start

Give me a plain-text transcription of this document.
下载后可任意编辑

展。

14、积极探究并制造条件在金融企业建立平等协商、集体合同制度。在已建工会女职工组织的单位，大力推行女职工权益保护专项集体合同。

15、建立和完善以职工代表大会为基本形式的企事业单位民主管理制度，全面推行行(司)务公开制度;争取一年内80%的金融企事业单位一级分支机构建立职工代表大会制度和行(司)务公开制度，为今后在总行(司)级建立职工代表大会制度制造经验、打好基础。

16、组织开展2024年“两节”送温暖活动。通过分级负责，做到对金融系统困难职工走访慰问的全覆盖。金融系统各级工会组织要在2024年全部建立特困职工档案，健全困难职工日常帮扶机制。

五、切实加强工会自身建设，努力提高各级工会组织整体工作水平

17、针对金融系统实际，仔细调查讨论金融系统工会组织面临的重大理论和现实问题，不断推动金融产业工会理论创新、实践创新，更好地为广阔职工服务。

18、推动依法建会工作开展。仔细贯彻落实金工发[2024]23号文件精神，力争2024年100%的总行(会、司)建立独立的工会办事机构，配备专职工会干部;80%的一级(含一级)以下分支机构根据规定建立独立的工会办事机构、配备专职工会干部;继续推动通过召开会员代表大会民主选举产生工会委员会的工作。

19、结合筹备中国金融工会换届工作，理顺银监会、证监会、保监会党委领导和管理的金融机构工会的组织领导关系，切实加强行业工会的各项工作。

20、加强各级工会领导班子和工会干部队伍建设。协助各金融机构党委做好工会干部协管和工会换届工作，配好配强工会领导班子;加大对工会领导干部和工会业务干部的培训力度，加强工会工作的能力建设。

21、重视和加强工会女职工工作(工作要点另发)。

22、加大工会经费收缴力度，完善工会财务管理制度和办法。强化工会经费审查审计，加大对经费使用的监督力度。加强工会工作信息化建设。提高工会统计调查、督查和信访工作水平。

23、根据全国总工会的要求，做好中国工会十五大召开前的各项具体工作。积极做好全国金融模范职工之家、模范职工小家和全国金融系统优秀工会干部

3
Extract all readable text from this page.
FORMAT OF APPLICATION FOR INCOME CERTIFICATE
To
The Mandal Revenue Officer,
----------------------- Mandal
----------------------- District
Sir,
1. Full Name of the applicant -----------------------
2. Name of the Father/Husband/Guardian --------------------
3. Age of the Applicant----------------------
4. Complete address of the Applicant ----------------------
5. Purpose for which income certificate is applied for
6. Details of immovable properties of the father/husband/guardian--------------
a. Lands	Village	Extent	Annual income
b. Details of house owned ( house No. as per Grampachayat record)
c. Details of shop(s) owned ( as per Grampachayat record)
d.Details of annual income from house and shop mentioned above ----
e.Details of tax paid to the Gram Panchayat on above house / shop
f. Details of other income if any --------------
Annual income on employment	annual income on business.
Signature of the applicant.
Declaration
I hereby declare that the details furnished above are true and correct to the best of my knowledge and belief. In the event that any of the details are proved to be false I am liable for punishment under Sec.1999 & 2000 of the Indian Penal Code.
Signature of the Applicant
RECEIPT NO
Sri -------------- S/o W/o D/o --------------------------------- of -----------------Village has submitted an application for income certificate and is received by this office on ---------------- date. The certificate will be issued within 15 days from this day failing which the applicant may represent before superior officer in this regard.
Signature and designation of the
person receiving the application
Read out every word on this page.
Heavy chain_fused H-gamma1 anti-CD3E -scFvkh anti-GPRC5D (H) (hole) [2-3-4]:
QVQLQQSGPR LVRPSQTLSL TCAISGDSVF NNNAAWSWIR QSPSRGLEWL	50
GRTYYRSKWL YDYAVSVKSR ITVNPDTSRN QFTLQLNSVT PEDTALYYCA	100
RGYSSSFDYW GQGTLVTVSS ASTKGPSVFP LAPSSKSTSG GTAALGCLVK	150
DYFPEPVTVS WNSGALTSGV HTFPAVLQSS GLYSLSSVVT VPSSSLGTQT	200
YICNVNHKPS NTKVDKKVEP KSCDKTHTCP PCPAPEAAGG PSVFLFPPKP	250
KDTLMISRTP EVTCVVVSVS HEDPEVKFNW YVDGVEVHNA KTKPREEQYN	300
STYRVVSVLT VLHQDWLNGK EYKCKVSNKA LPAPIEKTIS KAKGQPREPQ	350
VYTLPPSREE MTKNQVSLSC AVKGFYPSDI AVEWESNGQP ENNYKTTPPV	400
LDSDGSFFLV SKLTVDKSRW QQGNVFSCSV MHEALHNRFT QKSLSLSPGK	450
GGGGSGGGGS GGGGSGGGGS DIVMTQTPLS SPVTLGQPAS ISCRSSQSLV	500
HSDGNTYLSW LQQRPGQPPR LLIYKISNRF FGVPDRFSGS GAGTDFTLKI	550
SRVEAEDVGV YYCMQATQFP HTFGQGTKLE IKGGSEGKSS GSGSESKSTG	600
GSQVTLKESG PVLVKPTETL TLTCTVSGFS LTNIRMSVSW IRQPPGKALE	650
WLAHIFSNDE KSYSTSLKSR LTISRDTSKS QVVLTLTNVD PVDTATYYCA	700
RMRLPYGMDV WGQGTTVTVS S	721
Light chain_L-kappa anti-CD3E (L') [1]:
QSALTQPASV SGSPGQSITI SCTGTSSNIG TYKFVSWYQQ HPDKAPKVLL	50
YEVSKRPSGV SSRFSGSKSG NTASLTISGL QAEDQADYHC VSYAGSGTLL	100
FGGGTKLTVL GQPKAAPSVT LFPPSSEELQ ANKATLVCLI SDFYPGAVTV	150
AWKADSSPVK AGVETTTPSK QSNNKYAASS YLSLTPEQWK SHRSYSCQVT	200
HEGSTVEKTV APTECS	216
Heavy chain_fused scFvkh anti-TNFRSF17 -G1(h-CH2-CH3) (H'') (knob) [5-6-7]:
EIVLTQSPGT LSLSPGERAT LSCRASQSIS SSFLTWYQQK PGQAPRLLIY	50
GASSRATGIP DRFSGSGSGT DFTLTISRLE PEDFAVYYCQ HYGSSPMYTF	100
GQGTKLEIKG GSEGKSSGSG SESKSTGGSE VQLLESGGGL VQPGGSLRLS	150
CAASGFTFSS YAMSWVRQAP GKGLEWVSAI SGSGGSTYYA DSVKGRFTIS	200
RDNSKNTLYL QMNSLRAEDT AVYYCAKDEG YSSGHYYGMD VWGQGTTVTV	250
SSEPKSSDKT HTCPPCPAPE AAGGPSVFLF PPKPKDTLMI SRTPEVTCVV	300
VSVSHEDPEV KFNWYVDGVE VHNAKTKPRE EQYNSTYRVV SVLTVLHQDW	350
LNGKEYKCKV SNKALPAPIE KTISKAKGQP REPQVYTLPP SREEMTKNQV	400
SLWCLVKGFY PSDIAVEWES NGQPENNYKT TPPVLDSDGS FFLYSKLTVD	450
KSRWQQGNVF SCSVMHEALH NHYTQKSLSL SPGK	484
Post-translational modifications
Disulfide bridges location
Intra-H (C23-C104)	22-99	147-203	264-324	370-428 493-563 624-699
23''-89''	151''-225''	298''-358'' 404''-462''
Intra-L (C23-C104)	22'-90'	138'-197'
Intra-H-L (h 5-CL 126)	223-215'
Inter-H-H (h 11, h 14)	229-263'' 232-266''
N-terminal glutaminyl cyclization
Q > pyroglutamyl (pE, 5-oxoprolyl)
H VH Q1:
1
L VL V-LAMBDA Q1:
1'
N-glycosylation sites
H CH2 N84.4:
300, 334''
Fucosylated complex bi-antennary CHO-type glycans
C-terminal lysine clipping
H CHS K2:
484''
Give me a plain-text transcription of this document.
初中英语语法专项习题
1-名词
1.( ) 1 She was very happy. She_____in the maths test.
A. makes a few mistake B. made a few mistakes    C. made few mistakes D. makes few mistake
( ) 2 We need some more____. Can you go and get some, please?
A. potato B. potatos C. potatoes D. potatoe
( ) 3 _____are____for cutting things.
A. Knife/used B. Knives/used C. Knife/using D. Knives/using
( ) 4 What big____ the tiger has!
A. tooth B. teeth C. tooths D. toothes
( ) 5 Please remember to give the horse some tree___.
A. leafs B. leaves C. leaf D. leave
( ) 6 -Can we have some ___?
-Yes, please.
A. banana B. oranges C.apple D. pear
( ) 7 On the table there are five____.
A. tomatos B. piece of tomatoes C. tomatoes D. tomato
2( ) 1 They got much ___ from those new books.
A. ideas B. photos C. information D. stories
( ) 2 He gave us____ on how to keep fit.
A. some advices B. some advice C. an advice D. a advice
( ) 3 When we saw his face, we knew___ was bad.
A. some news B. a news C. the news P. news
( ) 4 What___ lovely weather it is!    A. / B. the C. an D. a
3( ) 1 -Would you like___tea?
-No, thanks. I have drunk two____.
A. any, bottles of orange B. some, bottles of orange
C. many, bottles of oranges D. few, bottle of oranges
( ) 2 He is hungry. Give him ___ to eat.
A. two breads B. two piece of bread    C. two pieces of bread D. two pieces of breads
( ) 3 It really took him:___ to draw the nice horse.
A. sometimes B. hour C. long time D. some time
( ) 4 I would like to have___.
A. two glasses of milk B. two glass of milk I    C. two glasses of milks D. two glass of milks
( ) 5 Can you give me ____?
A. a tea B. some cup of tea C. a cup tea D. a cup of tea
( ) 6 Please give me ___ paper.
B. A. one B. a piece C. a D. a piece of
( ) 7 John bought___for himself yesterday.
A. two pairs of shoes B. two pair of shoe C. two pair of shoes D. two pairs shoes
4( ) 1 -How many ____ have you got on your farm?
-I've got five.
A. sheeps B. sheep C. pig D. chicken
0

end

» **EXERCISE BRIEF**
Give the number of lines where the string "owned" occurs, without any further text.

» **FINAL RESULT**
2